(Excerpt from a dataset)
** Begin **
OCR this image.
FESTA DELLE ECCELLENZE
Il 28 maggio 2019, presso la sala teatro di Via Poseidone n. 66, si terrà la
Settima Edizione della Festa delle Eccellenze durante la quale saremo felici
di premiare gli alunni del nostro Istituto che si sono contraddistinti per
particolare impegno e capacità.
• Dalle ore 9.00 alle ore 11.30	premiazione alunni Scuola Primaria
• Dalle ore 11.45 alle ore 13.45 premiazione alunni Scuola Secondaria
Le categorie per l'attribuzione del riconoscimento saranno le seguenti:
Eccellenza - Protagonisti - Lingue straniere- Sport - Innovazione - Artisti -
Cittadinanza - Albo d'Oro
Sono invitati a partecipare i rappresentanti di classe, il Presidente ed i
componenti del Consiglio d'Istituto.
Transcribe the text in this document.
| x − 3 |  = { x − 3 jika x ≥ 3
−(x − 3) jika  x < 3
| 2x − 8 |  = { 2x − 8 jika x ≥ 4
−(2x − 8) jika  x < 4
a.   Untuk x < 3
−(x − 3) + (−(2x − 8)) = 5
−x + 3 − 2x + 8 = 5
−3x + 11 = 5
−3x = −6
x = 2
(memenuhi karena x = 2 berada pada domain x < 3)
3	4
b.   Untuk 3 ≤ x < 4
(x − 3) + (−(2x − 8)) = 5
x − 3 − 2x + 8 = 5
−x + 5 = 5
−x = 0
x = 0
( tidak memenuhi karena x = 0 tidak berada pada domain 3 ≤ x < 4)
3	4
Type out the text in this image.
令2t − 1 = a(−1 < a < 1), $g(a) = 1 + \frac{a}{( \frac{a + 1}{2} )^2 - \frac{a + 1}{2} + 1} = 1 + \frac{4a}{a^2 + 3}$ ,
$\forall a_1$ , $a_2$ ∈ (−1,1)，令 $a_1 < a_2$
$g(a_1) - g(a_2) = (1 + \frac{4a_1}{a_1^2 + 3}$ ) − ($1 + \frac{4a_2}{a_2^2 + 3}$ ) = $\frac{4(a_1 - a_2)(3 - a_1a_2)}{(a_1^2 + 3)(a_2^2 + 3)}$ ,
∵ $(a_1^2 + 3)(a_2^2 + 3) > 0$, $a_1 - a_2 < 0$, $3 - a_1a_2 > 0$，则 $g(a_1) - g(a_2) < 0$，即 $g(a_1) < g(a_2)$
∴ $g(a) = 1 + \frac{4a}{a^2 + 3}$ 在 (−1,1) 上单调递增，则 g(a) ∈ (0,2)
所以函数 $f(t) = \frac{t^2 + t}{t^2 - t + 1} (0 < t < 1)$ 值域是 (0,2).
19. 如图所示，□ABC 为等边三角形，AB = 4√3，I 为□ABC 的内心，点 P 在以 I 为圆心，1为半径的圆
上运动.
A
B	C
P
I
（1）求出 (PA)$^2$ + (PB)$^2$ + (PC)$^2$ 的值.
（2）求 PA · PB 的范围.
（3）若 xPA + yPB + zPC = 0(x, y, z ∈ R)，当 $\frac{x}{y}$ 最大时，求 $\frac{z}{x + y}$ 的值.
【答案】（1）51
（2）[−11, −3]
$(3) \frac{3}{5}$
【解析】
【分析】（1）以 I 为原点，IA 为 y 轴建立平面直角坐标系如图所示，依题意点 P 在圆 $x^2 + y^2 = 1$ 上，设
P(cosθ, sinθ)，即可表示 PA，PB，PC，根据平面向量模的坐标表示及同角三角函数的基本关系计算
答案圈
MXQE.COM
** End **
** Begin **
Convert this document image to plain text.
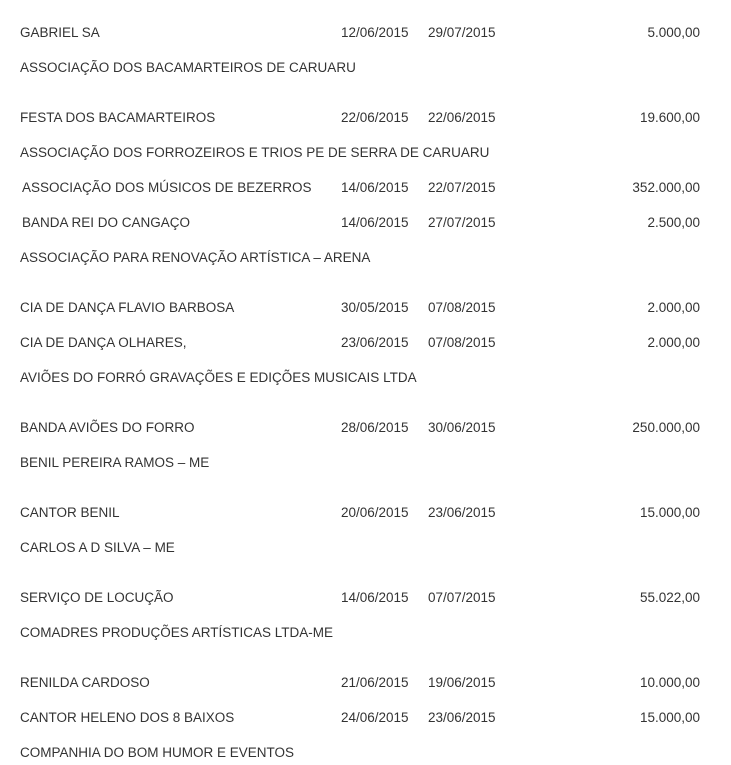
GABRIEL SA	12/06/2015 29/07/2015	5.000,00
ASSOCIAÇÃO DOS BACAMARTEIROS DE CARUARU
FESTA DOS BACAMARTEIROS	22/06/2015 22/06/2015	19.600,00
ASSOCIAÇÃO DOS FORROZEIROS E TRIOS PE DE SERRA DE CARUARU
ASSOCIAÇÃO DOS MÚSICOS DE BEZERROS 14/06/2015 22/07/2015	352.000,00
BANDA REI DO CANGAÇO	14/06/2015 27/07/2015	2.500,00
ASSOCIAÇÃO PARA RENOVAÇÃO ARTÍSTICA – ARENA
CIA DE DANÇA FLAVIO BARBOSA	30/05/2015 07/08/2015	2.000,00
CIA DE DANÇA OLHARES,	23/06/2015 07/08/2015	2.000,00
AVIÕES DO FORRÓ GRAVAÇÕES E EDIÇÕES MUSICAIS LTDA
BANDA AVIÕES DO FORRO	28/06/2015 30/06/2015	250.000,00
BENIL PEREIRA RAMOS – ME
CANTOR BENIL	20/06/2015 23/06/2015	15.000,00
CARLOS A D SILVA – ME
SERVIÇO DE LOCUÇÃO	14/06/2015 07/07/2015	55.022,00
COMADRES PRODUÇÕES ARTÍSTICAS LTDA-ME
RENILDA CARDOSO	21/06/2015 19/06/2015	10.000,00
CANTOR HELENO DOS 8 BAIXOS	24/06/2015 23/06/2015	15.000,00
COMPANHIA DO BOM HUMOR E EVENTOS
** End **
** Begin **
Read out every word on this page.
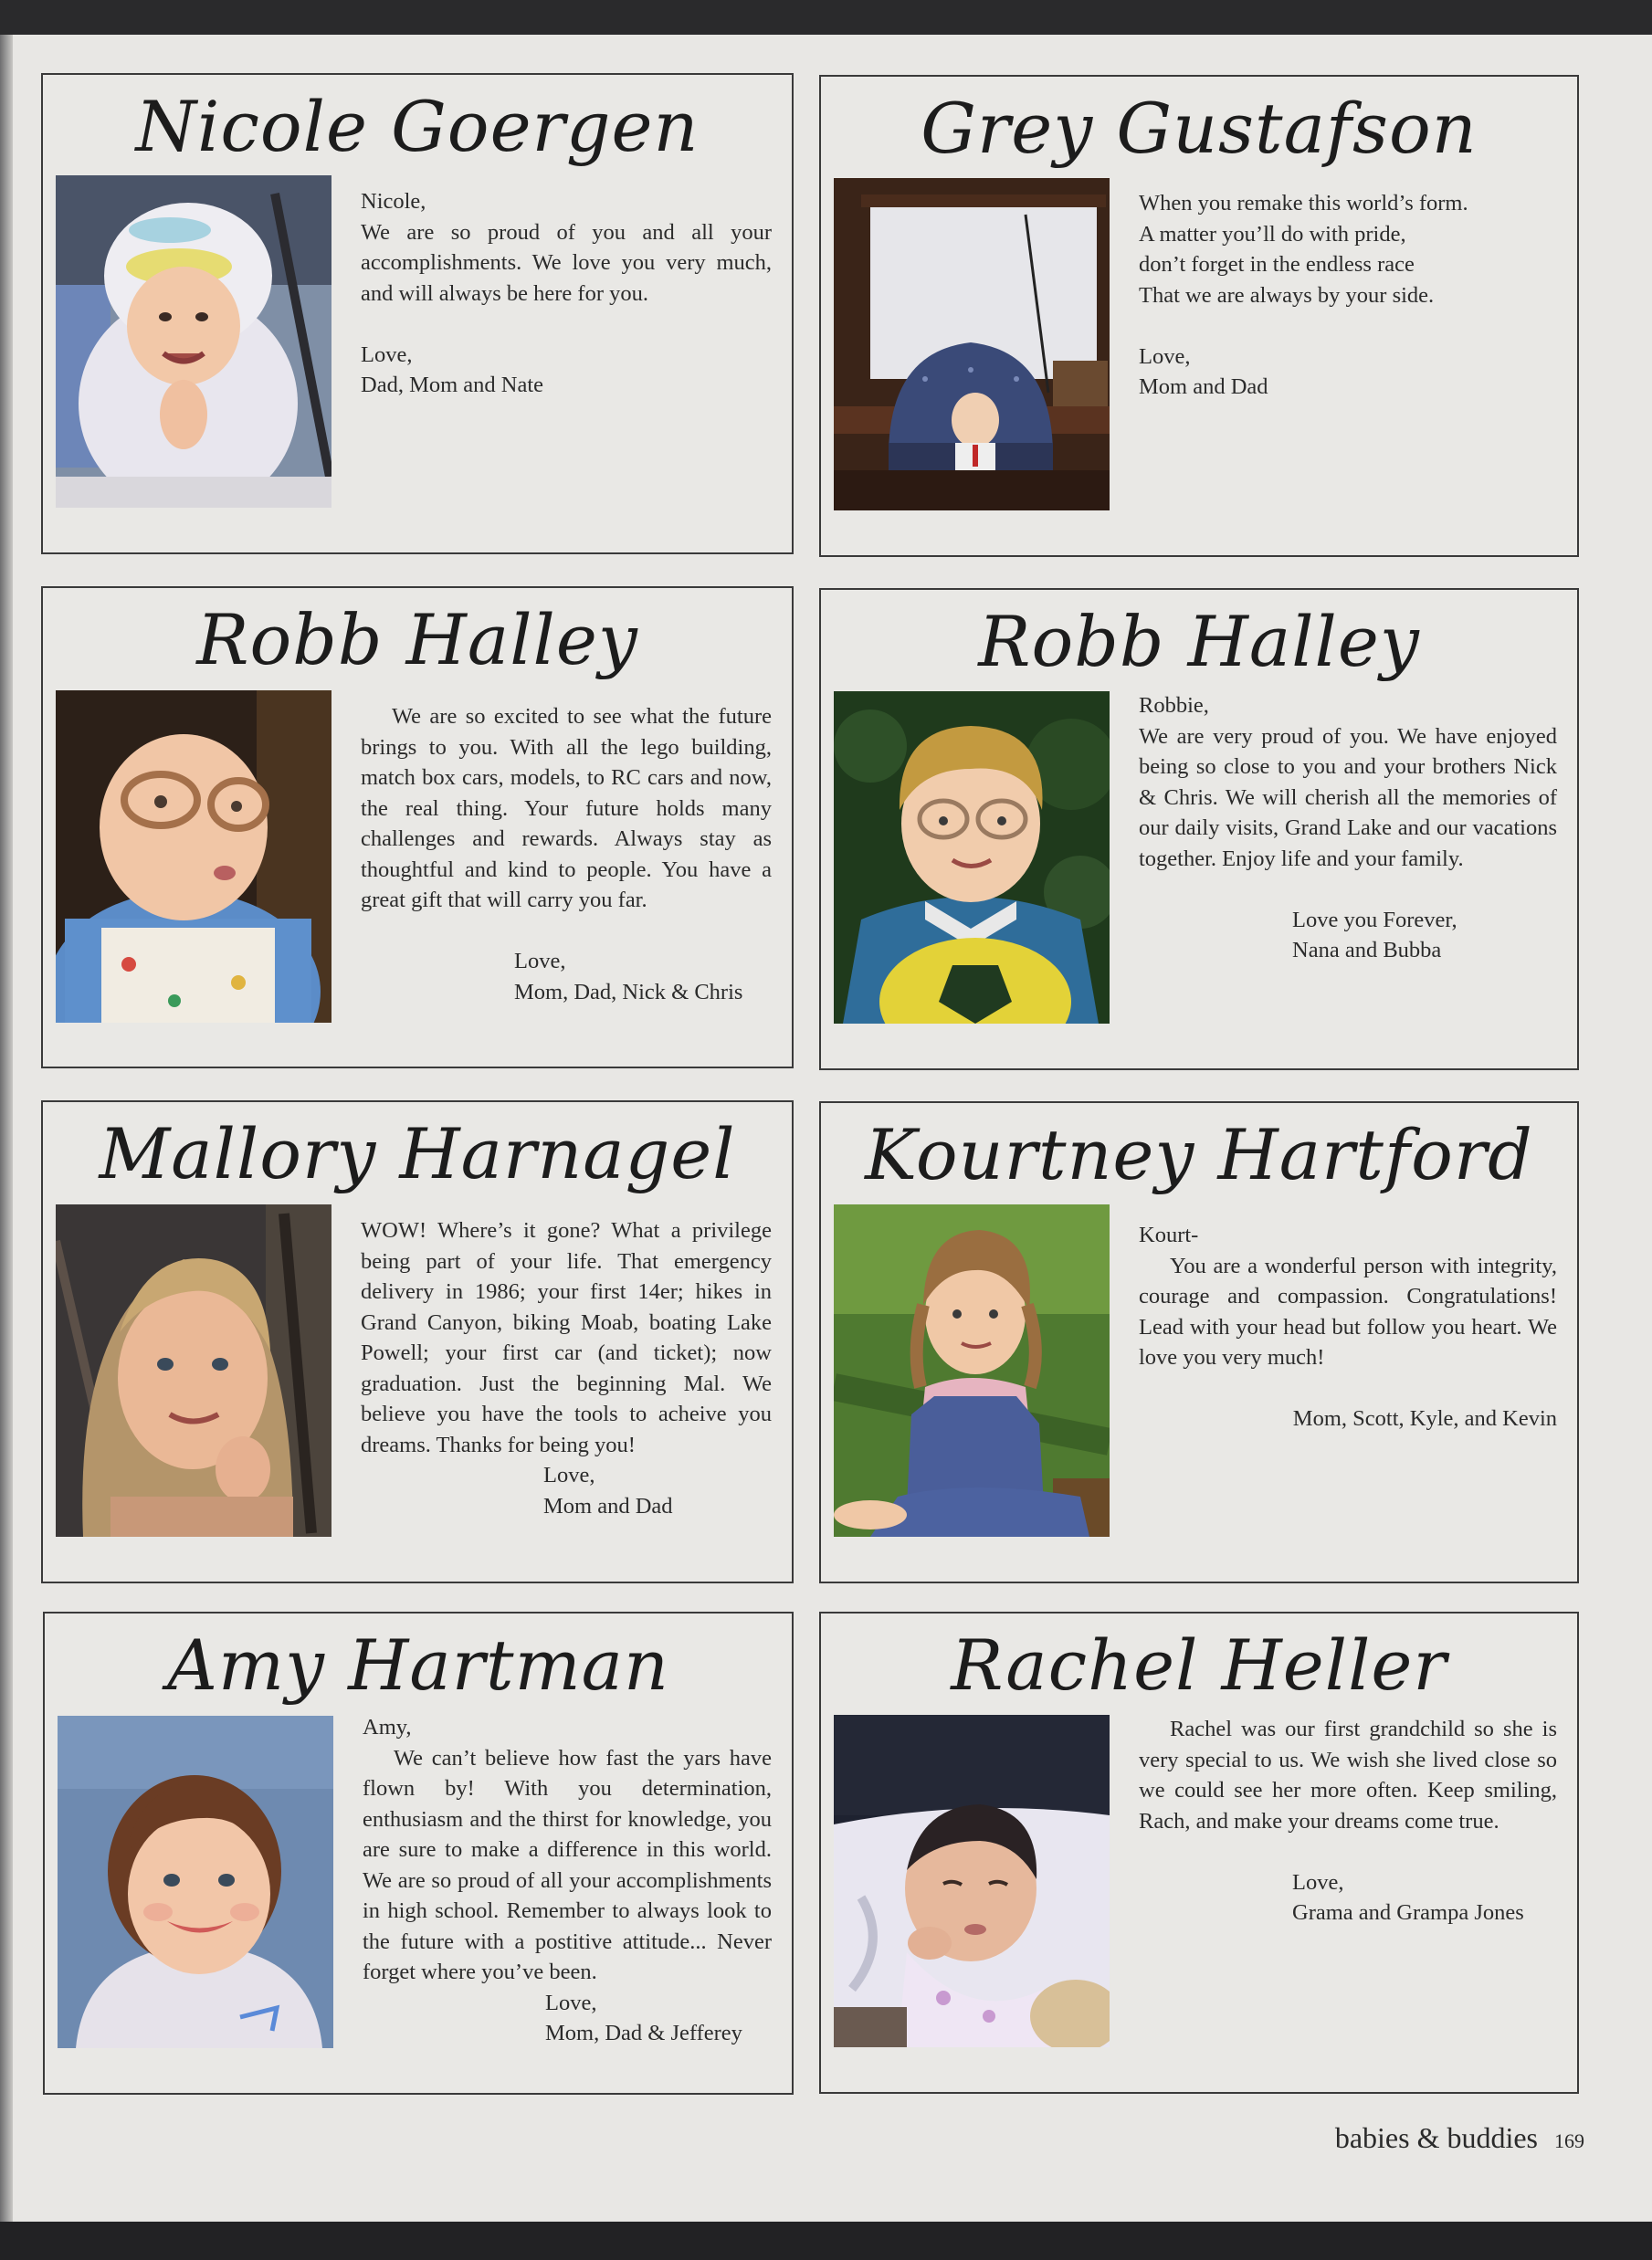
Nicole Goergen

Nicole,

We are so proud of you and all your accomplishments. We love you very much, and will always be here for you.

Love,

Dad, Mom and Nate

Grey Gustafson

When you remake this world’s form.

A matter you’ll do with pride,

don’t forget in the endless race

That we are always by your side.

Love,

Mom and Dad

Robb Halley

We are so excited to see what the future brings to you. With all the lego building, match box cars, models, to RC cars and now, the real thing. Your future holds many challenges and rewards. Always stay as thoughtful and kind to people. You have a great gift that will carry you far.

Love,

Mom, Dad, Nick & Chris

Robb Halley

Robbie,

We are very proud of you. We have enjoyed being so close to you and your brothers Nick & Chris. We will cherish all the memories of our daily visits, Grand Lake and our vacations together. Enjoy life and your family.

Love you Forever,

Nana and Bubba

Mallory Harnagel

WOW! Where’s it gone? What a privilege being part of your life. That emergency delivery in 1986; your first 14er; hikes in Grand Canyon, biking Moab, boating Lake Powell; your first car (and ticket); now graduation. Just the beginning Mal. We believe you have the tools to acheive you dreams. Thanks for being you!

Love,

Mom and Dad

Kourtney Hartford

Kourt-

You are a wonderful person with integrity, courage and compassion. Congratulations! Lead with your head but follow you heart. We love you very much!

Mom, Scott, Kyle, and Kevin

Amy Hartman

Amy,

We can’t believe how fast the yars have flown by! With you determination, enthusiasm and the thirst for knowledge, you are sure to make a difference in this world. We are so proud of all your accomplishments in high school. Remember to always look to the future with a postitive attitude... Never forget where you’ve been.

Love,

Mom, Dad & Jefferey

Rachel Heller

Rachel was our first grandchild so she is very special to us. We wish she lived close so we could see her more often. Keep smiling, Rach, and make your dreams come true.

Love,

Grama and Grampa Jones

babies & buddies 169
** End **
**Directions**
Gather all lines with the string "DANÇA" from the data.

**Exercise output**
CIA DE DANÇA FLAVIO BARBOSA	30/05/2015 07/08/2015	2.000,00
CIA DE DANÇA OLHARES,	23/06/2015 07/08/2015	2.000,00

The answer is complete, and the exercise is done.